:: WORK REQUIRED ::
Find every line in the records below that contains the word "Katılım", and copy each such line.
[Begin PROVIDED ENTRIES]
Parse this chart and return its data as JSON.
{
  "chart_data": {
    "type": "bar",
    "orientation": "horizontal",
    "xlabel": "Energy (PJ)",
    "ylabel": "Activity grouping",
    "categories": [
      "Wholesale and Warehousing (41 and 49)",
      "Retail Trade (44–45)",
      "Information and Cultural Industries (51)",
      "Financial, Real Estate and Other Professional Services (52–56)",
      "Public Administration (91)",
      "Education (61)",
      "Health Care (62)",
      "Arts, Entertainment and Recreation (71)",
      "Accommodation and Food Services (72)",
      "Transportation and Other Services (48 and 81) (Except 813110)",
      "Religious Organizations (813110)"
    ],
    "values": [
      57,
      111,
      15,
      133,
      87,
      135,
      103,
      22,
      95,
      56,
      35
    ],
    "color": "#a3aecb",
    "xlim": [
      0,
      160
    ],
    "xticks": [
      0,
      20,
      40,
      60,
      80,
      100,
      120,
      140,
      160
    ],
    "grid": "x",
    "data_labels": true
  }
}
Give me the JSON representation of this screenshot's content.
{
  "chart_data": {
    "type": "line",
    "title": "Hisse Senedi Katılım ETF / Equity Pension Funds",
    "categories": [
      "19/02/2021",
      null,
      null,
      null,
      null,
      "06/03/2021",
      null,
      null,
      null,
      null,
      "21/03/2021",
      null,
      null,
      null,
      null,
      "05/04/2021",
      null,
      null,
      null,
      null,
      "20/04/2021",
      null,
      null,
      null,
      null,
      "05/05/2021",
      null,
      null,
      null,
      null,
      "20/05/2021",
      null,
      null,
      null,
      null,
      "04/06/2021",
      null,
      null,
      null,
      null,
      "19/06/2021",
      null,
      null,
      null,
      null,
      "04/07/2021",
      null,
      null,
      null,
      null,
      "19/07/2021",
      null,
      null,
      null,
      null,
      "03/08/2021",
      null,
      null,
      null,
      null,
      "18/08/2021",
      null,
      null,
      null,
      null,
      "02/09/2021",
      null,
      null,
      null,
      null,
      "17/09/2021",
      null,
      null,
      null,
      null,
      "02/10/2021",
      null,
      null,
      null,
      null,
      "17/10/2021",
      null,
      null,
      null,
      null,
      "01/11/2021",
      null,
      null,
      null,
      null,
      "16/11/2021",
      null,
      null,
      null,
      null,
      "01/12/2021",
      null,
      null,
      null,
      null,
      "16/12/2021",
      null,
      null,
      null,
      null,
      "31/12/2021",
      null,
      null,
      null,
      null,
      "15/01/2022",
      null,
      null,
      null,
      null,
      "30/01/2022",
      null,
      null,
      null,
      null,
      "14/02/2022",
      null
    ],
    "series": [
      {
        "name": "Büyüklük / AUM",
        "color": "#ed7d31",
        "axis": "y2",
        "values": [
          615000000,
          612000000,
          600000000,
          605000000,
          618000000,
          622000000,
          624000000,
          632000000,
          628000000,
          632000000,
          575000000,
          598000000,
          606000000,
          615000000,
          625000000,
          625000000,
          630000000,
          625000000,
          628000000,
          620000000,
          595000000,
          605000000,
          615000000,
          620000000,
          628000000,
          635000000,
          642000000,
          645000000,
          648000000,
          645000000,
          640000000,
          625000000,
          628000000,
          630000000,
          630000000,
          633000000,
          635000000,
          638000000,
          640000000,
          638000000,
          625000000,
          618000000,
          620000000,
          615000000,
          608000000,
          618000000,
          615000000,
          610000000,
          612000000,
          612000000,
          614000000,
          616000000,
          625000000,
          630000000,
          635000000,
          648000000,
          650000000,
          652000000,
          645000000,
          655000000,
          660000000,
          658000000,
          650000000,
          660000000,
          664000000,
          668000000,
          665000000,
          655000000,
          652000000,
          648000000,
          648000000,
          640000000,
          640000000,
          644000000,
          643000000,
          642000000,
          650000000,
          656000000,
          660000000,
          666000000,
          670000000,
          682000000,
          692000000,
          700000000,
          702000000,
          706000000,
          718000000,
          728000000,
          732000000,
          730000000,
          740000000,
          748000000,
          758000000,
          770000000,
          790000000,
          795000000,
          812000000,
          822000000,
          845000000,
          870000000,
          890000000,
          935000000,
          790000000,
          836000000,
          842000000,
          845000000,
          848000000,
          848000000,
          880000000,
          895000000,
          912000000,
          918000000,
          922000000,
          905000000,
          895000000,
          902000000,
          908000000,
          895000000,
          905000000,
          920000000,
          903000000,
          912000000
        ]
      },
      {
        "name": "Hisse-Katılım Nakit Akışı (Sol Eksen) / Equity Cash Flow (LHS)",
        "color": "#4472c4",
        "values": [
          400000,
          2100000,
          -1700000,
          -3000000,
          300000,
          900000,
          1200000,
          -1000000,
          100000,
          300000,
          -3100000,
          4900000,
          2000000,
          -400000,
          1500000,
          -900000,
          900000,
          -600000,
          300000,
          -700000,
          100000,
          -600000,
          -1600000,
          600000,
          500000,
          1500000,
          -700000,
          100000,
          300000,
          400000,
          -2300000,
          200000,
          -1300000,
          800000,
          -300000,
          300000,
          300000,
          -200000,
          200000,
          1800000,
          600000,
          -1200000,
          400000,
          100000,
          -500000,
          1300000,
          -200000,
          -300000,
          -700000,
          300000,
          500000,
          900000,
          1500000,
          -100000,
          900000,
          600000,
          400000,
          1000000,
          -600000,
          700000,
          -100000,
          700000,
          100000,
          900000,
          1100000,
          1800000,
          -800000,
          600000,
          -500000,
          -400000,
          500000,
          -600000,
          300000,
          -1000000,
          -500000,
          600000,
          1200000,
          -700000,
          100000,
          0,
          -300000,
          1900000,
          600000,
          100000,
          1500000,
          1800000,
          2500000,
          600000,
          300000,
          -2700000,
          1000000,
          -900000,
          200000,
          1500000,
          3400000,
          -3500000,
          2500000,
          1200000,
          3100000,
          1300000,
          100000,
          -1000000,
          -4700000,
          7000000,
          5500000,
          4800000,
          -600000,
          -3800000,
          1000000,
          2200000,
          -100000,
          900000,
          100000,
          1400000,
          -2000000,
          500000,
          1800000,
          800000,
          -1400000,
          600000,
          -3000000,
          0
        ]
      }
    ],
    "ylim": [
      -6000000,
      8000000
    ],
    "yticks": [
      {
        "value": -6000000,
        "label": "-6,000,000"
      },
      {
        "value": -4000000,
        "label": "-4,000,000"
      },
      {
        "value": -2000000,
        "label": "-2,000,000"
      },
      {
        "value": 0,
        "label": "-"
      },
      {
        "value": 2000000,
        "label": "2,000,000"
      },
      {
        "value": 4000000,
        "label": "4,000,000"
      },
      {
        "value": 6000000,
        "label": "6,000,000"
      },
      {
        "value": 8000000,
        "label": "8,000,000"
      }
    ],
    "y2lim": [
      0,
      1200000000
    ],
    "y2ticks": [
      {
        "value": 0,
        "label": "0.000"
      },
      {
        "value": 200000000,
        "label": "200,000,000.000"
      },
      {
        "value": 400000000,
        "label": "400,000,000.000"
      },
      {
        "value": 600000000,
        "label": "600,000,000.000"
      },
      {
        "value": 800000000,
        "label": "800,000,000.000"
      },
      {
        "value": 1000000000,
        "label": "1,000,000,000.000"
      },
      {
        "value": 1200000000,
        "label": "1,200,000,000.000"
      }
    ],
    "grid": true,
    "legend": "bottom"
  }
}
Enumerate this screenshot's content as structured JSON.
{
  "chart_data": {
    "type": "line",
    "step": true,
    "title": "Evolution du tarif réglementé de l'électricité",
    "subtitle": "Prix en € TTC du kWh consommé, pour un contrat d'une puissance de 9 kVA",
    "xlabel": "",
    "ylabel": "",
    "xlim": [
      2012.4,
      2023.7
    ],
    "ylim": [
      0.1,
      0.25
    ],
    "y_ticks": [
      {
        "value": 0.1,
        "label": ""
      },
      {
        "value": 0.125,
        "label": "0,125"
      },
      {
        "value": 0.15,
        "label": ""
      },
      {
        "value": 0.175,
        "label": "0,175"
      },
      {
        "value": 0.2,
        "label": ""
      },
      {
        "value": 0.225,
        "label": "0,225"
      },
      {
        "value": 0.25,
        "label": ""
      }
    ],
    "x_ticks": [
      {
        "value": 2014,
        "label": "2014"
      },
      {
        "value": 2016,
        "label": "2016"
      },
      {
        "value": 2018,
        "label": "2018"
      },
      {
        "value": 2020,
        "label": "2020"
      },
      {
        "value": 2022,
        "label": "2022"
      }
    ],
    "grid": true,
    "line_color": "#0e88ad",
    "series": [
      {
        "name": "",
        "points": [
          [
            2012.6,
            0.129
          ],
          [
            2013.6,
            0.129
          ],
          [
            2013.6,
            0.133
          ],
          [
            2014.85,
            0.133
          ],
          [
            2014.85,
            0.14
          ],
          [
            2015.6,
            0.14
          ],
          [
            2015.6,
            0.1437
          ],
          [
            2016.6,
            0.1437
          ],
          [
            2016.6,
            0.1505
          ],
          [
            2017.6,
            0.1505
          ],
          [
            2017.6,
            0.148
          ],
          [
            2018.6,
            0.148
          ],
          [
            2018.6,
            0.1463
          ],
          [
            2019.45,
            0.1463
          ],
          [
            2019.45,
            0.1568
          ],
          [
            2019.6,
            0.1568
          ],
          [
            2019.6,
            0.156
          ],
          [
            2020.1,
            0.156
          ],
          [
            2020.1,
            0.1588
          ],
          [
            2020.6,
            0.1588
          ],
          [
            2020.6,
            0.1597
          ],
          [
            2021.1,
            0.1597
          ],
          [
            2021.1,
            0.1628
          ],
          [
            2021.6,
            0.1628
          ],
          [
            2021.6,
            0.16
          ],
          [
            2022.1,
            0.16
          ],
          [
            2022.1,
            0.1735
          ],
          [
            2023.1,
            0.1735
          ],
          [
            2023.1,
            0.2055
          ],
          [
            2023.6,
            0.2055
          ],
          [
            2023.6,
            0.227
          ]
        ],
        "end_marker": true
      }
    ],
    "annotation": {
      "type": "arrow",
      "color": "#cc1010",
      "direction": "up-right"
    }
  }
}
[End PROVIDED ENTRIES]
:: SOLUTION ::
    "title": "Hisse Senedi Katılım ETF / Equity Pension Funds",
        "name": "Hisse-Katılım Nakit Akışı (Sol Eksen) / Equity Cash Flow (LHS)",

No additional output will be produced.